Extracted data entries
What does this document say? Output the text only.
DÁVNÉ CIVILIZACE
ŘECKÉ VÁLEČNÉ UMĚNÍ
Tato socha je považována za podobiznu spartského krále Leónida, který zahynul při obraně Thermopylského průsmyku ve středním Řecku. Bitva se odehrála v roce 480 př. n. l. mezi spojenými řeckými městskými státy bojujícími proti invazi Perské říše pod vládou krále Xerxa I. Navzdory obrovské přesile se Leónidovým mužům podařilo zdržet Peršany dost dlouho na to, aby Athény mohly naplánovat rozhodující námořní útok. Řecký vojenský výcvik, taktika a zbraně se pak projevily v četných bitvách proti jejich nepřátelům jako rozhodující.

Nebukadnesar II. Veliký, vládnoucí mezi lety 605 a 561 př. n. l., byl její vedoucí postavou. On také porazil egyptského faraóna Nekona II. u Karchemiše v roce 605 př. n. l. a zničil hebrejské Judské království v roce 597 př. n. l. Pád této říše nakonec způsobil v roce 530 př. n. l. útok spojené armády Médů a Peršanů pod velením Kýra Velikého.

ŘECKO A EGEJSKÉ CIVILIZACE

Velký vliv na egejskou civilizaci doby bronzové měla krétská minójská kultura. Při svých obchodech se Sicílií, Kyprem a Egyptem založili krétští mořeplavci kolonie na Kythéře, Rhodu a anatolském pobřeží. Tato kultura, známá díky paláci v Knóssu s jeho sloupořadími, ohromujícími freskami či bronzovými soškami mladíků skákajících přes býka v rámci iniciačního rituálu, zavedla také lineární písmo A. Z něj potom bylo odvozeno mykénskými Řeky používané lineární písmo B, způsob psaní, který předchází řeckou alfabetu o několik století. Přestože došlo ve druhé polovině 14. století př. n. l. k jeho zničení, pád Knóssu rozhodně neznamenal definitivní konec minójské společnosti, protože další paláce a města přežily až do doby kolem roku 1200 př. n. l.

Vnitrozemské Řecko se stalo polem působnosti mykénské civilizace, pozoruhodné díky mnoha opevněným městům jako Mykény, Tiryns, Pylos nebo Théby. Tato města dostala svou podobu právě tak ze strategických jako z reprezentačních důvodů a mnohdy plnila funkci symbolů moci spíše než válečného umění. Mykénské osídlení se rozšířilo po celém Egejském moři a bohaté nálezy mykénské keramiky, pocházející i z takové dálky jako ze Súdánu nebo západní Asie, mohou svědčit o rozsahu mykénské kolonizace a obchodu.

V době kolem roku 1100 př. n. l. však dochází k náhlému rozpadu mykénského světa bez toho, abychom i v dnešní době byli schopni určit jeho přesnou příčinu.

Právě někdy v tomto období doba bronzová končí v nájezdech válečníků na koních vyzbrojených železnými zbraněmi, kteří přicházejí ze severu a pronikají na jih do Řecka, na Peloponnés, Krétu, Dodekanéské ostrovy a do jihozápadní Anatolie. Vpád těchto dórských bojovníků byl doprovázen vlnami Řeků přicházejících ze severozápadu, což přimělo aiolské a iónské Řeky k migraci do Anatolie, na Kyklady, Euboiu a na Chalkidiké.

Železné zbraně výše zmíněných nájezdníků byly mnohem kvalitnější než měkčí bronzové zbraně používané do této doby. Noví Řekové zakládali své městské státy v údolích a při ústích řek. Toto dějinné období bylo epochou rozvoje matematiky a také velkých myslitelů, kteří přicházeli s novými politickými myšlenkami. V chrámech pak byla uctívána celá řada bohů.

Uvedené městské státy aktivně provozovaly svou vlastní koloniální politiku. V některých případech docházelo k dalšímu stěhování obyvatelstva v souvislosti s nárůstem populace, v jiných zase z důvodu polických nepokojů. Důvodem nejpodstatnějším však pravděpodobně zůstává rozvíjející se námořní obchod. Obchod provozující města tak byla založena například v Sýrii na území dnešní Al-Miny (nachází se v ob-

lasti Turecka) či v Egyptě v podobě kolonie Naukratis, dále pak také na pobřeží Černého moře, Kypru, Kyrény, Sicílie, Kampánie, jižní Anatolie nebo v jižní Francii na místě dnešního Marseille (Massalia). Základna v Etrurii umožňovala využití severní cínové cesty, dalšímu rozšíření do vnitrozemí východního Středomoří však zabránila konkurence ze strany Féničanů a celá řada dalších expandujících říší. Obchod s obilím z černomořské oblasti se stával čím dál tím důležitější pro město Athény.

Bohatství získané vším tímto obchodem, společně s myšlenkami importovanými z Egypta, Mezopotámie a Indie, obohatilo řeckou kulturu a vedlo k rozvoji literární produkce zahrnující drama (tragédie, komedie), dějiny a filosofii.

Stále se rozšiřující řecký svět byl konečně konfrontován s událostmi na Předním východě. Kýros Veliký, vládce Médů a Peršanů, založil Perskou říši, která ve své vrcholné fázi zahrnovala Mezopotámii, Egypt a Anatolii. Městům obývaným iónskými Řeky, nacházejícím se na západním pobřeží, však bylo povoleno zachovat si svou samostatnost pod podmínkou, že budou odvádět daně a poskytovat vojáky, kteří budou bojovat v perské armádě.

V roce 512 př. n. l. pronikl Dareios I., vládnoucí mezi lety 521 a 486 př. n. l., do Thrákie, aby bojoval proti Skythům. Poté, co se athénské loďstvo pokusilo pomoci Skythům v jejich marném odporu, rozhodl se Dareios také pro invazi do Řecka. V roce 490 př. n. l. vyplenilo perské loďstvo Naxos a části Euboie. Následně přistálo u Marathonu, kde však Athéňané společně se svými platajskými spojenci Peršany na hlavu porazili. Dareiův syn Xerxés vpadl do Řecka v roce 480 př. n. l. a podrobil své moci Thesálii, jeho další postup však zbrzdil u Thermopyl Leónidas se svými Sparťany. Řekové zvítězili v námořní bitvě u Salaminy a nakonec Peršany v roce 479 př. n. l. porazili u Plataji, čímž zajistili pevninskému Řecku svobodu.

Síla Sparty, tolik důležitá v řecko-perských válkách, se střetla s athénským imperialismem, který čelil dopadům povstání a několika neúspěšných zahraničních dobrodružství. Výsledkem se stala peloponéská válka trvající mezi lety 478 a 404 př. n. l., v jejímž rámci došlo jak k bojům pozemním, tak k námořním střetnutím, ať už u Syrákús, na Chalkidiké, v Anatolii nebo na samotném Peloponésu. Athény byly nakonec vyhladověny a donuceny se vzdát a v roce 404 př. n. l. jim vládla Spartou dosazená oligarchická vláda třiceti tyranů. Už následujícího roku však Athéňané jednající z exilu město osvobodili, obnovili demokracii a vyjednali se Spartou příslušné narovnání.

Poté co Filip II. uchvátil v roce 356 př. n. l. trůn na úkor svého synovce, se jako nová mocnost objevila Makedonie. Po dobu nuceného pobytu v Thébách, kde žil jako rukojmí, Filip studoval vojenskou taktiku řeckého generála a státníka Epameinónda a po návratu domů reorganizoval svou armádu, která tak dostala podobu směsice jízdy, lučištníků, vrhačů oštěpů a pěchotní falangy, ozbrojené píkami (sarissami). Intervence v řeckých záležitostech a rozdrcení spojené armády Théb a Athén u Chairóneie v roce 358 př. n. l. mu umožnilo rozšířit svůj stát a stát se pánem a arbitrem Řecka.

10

● **WHAT NEEDS TO BE DONE**:
Every line that holds the string "myšlenkami" should be returned.

● **PROBLEM SOLUTION**:
Železné zbraně výše zmíněných nájezdníků byly mnohem kvalitnější než měkčí bronzové zbraně používané do této doby. Noví Řekové zakládali své městské státy v údolích a při ústích řek. Toto dějinné období bylo epochou rozvoje matematiky a také velkých myslitelů, kteří přicházeli s novými politickými myšlenkami. V chrámech pak byla uctívána celá řada bohů.
Bohatství získané vším tímto obchodem, společně s myšlenkami importovanými z Egypta, Mezopotámie a Indie, obohatilo řeckou kulturu a vedlo k rozvoji literární produkce zahrnující drama (tragédie, komedie), dějiny a filosofii.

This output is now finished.